PROBLEM TO SOLVE >> Check each line of the records for "customers"; collect those that have it.
SUPPLIED MATERIAL start
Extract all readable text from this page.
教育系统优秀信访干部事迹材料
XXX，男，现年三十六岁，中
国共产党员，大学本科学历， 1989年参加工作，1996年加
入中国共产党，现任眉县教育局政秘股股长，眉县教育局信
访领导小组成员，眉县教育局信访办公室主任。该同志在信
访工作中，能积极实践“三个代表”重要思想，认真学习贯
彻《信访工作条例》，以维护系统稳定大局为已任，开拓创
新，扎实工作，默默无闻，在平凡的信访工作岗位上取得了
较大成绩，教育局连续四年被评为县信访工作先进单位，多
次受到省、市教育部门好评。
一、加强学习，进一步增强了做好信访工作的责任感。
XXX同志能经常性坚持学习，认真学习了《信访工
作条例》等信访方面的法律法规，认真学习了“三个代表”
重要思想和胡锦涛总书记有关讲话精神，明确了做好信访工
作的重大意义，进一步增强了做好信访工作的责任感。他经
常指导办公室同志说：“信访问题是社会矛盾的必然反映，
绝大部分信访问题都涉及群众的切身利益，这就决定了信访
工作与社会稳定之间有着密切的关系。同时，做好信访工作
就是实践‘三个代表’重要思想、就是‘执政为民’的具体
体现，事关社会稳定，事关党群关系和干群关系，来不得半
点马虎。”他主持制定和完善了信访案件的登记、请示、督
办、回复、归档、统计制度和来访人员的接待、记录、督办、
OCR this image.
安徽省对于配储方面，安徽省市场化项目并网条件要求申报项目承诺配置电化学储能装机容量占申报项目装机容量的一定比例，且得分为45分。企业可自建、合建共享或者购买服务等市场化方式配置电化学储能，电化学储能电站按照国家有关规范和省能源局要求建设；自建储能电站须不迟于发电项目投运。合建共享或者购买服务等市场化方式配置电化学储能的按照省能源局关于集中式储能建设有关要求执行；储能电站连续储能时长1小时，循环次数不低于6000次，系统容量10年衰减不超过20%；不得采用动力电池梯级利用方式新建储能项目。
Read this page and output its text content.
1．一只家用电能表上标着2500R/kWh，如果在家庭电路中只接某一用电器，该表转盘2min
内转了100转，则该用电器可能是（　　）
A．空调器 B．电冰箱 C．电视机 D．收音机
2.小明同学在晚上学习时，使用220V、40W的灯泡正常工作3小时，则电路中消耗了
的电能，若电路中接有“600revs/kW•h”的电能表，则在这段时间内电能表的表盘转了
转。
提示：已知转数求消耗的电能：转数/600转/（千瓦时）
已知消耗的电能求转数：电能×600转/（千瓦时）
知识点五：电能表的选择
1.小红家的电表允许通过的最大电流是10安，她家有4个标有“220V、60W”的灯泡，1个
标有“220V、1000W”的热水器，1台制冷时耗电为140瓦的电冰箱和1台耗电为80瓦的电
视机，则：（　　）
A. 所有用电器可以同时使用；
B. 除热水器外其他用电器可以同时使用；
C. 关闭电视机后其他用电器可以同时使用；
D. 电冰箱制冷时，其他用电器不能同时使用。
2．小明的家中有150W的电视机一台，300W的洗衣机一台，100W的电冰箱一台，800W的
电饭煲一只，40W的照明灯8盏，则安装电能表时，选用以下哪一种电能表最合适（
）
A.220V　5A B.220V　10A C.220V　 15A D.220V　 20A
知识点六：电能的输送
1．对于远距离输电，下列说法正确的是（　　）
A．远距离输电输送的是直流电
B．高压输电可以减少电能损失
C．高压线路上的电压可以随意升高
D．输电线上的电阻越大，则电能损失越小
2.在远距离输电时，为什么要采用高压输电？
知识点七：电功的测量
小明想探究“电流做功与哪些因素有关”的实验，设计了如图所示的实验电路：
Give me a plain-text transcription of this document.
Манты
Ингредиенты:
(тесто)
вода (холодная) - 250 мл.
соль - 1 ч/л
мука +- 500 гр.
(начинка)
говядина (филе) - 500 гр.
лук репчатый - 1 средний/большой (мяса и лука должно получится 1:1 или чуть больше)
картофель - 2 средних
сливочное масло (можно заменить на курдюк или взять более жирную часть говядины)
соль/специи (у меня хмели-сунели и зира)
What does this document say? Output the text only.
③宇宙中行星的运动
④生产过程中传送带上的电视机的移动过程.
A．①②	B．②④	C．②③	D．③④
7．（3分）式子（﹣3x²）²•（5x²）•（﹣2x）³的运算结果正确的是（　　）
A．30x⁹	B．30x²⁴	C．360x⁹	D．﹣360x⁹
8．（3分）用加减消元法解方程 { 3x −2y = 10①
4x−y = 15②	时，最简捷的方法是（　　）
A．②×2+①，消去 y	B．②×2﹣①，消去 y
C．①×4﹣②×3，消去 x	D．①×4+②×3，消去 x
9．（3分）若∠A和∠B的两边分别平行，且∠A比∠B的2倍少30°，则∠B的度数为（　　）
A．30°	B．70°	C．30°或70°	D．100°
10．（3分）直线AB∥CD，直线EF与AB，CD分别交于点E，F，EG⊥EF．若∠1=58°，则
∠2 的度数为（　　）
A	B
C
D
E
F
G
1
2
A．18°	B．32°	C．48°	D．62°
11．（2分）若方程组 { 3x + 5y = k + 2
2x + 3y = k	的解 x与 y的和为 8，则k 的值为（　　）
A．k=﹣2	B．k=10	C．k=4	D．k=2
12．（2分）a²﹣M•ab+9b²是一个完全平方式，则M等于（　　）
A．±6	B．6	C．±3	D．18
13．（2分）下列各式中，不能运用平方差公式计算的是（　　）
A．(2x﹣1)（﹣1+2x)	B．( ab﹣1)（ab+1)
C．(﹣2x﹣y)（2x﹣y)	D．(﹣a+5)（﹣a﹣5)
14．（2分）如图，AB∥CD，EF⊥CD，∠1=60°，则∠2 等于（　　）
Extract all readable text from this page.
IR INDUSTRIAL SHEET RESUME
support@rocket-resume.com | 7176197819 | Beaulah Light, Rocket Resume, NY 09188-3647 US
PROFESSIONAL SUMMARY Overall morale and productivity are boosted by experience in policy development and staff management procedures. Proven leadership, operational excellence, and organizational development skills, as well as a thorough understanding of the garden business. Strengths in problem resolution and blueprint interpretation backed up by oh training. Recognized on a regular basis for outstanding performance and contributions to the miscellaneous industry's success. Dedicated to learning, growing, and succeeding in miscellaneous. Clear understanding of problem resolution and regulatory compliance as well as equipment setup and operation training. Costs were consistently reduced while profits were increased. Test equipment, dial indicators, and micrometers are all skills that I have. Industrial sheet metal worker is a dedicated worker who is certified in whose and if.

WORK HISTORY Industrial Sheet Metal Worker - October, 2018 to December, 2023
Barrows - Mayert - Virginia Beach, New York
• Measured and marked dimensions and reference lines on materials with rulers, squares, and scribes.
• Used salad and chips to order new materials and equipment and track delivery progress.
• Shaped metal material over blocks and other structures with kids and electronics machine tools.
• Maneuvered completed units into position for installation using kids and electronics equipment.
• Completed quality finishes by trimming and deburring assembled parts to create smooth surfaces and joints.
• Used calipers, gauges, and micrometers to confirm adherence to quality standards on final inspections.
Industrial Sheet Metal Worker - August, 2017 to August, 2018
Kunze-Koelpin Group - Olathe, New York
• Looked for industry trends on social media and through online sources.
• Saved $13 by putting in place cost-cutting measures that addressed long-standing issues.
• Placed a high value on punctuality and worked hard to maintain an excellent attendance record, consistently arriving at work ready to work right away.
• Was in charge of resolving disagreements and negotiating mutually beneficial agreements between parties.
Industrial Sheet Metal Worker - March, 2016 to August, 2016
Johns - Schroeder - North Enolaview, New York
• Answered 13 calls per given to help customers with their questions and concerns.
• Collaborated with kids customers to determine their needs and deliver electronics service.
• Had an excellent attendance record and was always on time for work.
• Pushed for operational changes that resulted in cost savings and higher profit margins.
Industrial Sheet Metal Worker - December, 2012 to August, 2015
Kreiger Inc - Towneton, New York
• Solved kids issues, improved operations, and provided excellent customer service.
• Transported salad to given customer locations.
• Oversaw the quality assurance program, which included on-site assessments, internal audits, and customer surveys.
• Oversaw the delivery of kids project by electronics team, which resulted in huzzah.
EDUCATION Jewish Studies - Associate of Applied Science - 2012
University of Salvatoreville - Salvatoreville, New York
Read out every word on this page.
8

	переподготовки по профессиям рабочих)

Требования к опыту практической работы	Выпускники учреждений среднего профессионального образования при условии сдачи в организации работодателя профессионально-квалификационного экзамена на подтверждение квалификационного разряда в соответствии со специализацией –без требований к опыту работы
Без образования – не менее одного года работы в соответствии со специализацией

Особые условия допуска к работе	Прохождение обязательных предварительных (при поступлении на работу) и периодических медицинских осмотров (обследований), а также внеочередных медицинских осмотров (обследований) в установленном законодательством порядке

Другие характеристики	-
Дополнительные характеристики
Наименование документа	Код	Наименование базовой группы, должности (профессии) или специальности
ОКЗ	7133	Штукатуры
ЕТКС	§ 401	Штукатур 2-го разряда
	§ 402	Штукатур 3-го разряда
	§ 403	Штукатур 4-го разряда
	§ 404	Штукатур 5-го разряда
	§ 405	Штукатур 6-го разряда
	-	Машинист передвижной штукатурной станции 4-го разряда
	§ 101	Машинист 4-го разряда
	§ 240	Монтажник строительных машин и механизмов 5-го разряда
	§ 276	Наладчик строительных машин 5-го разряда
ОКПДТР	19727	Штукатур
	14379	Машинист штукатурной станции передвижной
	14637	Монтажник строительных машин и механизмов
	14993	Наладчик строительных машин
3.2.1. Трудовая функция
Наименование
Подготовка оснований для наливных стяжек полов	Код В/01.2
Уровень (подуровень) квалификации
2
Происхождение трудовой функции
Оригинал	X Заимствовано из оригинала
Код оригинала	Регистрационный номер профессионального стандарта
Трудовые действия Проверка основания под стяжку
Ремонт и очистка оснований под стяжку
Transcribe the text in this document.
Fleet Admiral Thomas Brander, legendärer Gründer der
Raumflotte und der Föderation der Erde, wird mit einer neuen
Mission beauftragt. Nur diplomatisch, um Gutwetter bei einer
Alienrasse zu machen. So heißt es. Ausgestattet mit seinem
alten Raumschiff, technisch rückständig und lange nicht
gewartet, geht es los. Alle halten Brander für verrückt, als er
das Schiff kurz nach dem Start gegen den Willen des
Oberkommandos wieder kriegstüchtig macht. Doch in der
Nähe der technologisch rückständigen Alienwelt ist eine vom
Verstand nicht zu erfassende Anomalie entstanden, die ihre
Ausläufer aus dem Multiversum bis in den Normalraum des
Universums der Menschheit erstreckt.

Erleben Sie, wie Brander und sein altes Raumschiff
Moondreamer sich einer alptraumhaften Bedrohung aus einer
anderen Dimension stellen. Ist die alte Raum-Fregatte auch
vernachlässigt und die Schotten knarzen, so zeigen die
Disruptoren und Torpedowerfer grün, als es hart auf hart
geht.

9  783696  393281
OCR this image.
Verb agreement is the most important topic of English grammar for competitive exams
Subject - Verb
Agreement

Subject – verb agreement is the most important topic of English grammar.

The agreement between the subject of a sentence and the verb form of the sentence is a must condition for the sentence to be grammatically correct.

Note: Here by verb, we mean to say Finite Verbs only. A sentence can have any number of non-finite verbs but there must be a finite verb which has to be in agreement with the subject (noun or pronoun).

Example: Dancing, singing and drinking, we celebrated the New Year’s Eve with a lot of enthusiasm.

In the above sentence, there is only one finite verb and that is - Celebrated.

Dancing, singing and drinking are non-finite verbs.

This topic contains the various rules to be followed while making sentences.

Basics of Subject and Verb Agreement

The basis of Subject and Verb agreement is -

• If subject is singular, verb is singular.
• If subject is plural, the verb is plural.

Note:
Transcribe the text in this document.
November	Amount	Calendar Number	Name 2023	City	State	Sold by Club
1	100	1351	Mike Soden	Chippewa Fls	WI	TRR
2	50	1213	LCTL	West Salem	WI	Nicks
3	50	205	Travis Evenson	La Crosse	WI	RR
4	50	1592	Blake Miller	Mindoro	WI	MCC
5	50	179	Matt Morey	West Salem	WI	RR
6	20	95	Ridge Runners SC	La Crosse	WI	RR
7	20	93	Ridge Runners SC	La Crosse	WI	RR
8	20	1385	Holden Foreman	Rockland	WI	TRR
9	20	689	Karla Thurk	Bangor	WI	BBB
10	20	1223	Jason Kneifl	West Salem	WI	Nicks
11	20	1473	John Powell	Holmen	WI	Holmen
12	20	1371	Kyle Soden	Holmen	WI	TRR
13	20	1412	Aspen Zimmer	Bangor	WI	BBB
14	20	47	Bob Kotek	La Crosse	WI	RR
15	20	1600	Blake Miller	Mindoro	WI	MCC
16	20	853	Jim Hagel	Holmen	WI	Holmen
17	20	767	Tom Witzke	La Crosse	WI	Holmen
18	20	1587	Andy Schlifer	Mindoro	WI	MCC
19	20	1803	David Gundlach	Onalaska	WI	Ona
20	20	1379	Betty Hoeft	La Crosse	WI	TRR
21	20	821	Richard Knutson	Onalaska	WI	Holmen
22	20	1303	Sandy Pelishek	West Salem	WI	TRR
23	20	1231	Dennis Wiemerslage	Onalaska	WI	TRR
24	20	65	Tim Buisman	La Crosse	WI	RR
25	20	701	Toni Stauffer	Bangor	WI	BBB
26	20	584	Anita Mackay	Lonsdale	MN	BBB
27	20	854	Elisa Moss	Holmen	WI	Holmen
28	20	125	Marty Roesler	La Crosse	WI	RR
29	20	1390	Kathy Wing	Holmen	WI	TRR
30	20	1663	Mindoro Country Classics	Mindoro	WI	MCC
SUPPLIED MATERIAL end
RESPONSE >>
• Answered 13 calls per given to help customers with their questions and concerns.
• Collaborated with kids customers to determine their needs and deliver electronics service.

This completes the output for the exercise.